++++ Data shown ++++
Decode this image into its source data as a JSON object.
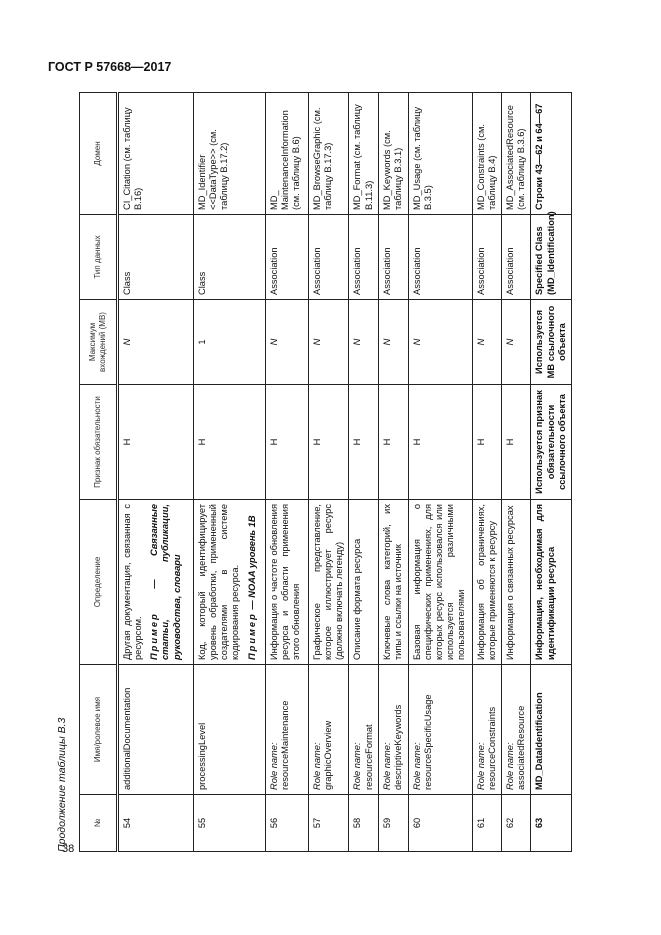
{
  "header": "ГОСТ Р 57668—2017",
  "page_number": "38",
  "caption": "Продолжение таблицы В.3",
  "columns": [
    "№",
    "Имя/ролевое имя",
    "Определение",
    "Признак обязательности",
    "Максимум вхождений (МВ)",
    "Тип данных",
    "Домен"
  ],
  "rows": [
    {
      "num": "54",
      "role": "",
      "name": "additionalDocumentation",
      "def": "Другая документация, связанная с ресурсом.",
      "note_label": "Пример",
      "note": " — Связанные статьи, публикации, руководства, словари",
      "ob": "Н",
      "max": "N",
      "type": "Class",
      "domain": "CI_Citation (см. таблицу В.16)"
    },
    {
      "num": "55",
      "role": "",
      "name": "processingLevel",
      "def": "Код, который идентифицирует уровень обработки, примененный создателями в системе кодирования ресурса.",
      "note_label": "Пример",
      "note": " — NOAA уровень 1B",
      "ob": "Н",
      "max": "1",
      "type": "Class",
      "domain": "MD_Identifier <<DataType>> (см. таблицу В.17.2)"
    },
    {
      "num": "56",
      "role": "Role name:",
      "name": "resourceMaintenance",
      "def": "Информация о частоте обновления ресурса и области применения этого обновления",
      "ob": "Н",
      "max": "N",
      "type": "Association",
      "domain": "MD_ MaintenanceInformation (см. таблицу В.6)"
    },
    {
      "num": "57",
      "role": "Role name:",
      "name": "graphicOverview",
      "def": "Графическое представление, которое иллюстрирует ресурс (должно включать легенду)",
      "ob": "Н",
      "max": "N",
      "type": "Association",
      "domain": "MD_BrowseGraphic (см. таблицу В.17.3)"
    },
    {
      "num": "58",
      "role": "Role name:",
      "name": "resourceFormat",
      "def": "Описание формата ресурса",
      "ob": "Н",
      "max": "N",
      "type": "Association",
      "domain": "MD_Format (см. таблицу В.11.3)"
    },
    {
      "num": "59",
      "role": "Role name:",
      "name": "descriptiveKeywords",
      "def": "Ключевые слова категорий, их типы и ссылки на источник",
      "ob": "Н",
      "max": "N",
      "type": "Association",
      "domain": "MD_Keywords (см. таблицу В.3.1)"
    },
    {
      "num": "60",
      "role": "Role name:",
      "name": "resourceSpecificUsage",
      "def": "Базовая информация о специфических применениях, для которых ресурс использовался или используется различными пользователями",
      "ob": "Н",
      "max": "N",
      "type": "Association",
      "domain": "MD_Usage (см. таблицу В.3.5)"
    },
    {
      "num": "61",
      "role": "Role name:",
      "name": "resourceConstraints",
      "def": "Информация об ограничениях, которые применяются к ресурсу",
      "ob": "Н",
      "max": "N",
      "type": "Association",
      "domain": "MD_Constraints (см. таблицу В.4)"
    },
    {
      "num": "62",
      "role": "Role name:",
      "name": "associatedResource",
      "def": "Информация о связанных ресурсах",
      "ob": "Н",
      "max": "N",
      "type": "Association",
      "domain": "MD_AssociatedResource (см. таблицу В.3.6)"
    },
    {
      "num": "63",
      "role": "",
      "name": "MD_DataIdentification",
      "def": "Информация, необходимая для идентификации ресурса",
      "ob": "Используется признак обязательности ссылочного объекта",
      "max": "Используется МВ ссылочного объекта",
      "type": "Specified Class (MD_Identification)",
      "domain": "Строки 43—62 и 64—67",
      "bold": true
    }
  ]
}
++++
» **What the task asks**
Copy out each line word for word, please, skipping the images.

» **Answer below**
Decode this image into its source data as a JSON object.
{
  "header": "ГОСТ Р 57668—2017",
  "page_number": "38",
  "caption": "Продолжение таблицы В.3",
  "columns": [
    "№",
    "Имя/ролевое имя",
    "Определение",
    "Признак обязательности",
    "Максимум вхождений (МВ)",
    "Тип данных",
    "Домен"
  ],
  "rows": [
    {
      "num": "54",
      "role": "",
      "name": "additionalDocumentation",
      "def": "Другая документация, связанная с ресурсом.",
      "note_label": "Пример",
      "note": " — Связанные статьи, публикации, руководства, словари",
      "ob": "Н",
      "max": "N",
      "type": "Class",
      "domain": "CI_Citation (см. таблицу В.16)"
    },
    {
      "num": "55",
      "role": "",
      "name": "processingLevel",
      "def": "Код, который идентифицирует уровень обработки, примененный создателями в системе кодирования ресурса.",
      "note_label": "Пример",
      "note": " — NOAA уровень 1B",
      "ob": "Н",
      "max": "1",
      "type": "Class",
      "domain": "MD_Identifier <<DataType>> (см. таблицу В.17.2)"
    },
    {
      "num": "56",
      "role": "Role name:",
      "name": "resourceMaintenance",
      "def": "Информация о частоте обновления ресурса и области применения этого обновления",
      "ob": "Н",
      "max": "N",
      "type": "Association",
      "domain": "MD_ MaintenanceInformation (см. таблицу В.6)"
    },
    {
      "num": "57",
      "role": "Role name:",
      "name": "graphicOverview",
      "def": "Графическое представление, которое иллюстрирует ресурс (должно включать легенду)",
      "ob": "Н",
      "max": "N",
      "type": "Association",
      "domain": "MD_BrowseGraphic (см. таблицу В.17.3)"
    },
    {
      "num": "58",
      "role": "Role name:",
      "name": "resourceFormat",
      "def": "Описание формата ресурса",
      "ob": "Н",
      "max": "N",
      "type": "Association",
      "domain": "MD_Format (см. таблицу В.11.3)"
    },
    {
      "num": "59",
      "role": "Role name:",
      "name": "descriptiveKeywords",
      "def": "Ключевые слова категорий, их типы и ссылки на источник",
      "ob": "Н",
      "max": "N",
      "type": "Association",
      "domain": "MD_Keywords (см. таблицу В.3.1)"
    },
    {
      "num": "60",
      "role": "Role name:",
      "name": "resourceSpecificUsage",
      "def": "Базовая информация о специфических применениях, для которых ресурс использовался или используется различными пользователями",
      "ob": "Н",
      "max": "N",
      "type": "Association",
      "domain": "MD_Usage (см. таблицу В.3.5)"
    },
    {
      "num": "61",
      "role": "Role name:",
      "name": "resourceConstraints",
      "def": "Информация об ограничениях, которые применяются к ресурсу",
      "ob": "Н",
      "max": "N",
      "type": "Association",
      "domain": "MD_Constraints (см. таблицу В.4)"
    },
    {
      "num": "62",
      "role": "Role name:",
      "name": "associatedResource",
      "def": "Информация о связанных ресурсах",
      "ob": "Н",
      "max": "N",
      "type": "Association",
      "domain": "MD_AssociatedResource (см. таблицу В.3.6)"
    },
    {
      "num": "63",
      "role": "",
      "name": "MD_DataIdentification",
      "def": "Информация, необходимая для идентификации ресурса",
      "ob": "Используется признак обязательности ссылочного объекта",
      "max": "Используется МВ ссылочного объекта",
      "type": "Specified Class (MD_Identification)",
      "domain": "Строки 43—62 и 64—67",
      "bold": true
    }
  ]
}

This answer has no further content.